— start of Supplied data —
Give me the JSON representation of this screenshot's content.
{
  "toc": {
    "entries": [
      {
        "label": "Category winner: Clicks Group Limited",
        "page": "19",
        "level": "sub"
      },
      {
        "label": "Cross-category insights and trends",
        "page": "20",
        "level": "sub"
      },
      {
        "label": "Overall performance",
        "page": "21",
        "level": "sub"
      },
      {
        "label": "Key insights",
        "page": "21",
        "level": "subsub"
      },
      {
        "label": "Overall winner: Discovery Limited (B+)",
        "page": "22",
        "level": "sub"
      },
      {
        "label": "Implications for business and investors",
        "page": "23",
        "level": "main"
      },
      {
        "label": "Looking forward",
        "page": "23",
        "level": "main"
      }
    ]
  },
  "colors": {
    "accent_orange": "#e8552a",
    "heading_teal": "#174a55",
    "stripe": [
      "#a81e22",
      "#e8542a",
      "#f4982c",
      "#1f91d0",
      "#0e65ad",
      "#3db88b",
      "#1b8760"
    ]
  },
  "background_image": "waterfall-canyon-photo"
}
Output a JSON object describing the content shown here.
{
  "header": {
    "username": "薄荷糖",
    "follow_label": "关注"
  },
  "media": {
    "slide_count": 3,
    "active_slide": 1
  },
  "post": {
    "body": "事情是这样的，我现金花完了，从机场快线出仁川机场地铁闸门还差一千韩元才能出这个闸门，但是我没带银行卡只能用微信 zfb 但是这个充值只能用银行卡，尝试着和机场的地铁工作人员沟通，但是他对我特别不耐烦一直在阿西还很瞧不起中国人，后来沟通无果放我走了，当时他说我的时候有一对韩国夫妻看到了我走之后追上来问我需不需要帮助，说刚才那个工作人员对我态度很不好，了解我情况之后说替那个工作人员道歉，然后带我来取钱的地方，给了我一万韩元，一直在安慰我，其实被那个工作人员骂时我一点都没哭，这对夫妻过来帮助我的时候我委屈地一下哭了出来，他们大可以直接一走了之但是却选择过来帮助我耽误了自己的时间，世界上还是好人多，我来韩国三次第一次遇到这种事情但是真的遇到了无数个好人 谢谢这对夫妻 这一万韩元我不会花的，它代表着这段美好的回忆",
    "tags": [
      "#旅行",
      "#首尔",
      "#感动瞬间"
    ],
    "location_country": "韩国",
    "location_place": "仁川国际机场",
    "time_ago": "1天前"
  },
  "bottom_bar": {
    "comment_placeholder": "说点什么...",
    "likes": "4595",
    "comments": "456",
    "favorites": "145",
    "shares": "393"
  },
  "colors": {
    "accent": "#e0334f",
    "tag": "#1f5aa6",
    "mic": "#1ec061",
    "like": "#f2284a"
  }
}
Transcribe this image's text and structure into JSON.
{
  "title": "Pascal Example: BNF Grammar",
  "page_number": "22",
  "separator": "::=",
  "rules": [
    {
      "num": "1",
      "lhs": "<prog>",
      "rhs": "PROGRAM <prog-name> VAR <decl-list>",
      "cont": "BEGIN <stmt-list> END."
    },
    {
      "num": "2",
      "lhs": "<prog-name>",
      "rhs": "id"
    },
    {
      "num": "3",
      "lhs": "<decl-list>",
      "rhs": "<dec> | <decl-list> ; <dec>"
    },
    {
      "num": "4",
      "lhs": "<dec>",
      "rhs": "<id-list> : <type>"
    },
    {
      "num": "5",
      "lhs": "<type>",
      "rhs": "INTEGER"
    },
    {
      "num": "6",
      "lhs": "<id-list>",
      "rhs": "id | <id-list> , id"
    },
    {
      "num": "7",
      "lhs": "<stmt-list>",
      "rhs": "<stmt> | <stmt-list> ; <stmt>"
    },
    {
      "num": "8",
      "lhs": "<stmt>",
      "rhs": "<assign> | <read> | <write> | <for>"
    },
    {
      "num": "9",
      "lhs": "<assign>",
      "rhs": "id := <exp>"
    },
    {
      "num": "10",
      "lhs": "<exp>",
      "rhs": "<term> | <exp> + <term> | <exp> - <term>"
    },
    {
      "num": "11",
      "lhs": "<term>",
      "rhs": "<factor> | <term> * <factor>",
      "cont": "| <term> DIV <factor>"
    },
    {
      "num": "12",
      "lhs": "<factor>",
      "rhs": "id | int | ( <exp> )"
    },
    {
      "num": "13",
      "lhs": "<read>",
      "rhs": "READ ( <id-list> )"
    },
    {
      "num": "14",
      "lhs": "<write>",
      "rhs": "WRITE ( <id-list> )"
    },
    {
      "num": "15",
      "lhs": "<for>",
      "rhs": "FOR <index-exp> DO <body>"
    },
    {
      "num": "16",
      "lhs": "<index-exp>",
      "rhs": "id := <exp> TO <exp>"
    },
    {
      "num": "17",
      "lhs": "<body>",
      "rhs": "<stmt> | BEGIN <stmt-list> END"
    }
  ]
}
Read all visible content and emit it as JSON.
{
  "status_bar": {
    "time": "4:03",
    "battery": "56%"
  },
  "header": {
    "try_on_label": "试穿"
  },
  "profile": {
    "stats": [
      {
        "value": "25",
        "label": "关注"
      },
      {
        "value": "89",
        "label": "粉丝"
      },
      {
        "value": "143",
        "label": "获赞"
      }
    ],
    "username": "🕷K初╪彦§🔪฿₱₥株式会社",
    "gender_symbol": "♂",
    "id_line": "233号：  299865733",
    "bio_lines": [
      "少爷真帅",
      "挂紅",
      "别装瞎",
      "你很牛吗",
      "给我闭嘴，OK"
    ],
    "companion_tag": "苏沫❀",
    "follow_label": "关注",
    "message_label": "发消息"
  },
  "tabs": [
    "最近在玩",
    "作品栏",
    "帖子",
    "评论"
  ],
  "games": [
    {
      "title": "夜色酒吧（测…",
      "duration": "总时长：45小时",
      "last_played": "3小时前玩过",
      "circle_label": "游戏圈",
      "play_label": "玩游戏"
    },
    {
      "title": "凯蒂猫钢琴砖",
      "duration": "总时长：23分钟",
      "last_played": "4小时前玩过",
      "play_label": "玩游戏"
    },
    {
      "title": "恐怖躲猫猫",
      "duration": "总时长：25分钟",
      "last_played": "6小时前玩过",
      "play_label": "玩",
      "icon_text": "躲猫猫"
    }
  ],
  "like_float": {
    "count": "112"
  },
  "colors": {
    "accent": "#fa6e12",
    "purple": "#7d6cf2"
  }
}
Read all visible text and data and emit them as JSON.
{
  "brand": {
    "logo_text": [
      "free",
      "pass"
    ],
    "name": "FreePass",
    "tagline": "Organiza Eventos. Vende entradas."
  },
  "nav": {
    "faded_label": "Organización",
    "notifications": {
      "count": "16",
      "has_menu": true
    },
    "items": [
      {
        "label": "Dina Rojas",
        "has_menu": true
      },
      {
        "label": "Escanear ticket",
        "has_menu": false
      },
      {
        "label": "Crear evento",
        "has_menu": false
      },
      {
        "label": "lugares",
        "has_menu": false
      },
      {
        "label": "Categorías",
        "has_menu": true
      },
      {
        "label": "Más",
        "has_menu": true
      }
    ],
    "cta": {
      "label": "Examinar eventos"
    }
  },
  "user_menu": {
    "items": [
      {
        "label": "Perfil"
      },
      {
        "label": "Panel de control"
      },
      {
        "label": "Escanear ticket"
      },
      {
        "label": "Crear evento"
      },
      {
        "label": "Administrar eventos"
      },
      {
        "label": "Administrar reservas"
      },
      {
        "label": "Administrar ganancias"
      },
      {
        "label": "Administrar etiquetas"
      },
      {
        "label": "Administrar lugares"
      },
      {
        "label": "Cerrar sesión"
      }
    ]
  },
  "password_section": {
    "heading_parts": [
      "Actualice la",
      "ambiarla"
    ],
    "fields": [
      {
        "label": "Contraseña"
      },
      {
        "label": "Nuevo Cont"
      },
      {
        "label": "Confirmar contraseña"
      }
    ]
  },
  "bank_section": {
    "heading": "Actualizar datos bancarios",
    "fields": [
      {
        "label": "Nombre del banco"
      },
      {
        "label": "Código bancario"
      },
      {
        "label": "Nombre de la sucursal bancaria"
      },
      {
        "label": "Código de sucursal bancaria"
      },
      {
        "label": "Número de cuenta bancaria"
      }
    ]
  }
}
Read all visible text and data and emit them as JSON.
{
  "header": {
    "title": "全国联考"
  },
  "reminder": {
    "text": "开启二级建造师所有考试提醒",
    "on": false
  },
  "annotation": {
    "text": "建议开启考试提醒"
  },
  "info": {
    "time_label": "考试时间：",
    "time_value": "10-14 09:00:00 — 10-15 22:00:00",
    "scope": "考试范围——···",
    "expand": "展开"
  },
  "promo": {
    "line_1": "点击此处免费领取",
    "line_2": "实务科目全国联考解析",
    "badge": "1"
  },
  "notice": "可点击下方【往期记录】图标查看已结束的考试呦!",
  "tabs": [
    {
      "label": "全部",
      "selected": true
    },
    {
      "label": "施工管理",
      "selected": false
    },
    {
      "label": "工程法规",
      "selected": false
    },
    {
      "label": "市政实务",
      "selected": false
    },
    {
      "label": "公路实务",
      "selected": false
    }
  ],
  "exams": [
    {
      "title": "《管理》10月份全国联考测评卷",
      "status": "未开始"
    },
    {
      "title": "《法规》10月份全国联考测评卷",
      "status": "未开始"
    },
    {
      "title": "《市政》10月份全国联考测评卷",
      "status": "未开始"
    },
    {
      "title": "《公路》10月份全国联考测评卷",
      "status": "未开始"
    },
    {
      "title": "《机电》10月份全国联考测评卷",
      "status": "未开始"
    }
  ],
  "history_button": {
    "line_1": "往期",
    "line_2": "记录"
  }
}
— end of Supplied data —
What to work on -
Extract every line above that contains the word "Administrar".

Solution to the exercise -
        "label": "Administrar eventos"
        "label": "Administrar reservas"
        "label": "Administrar ganancias"
        "label": "Administrar etiquetas"
        "label": "Administrar lugares"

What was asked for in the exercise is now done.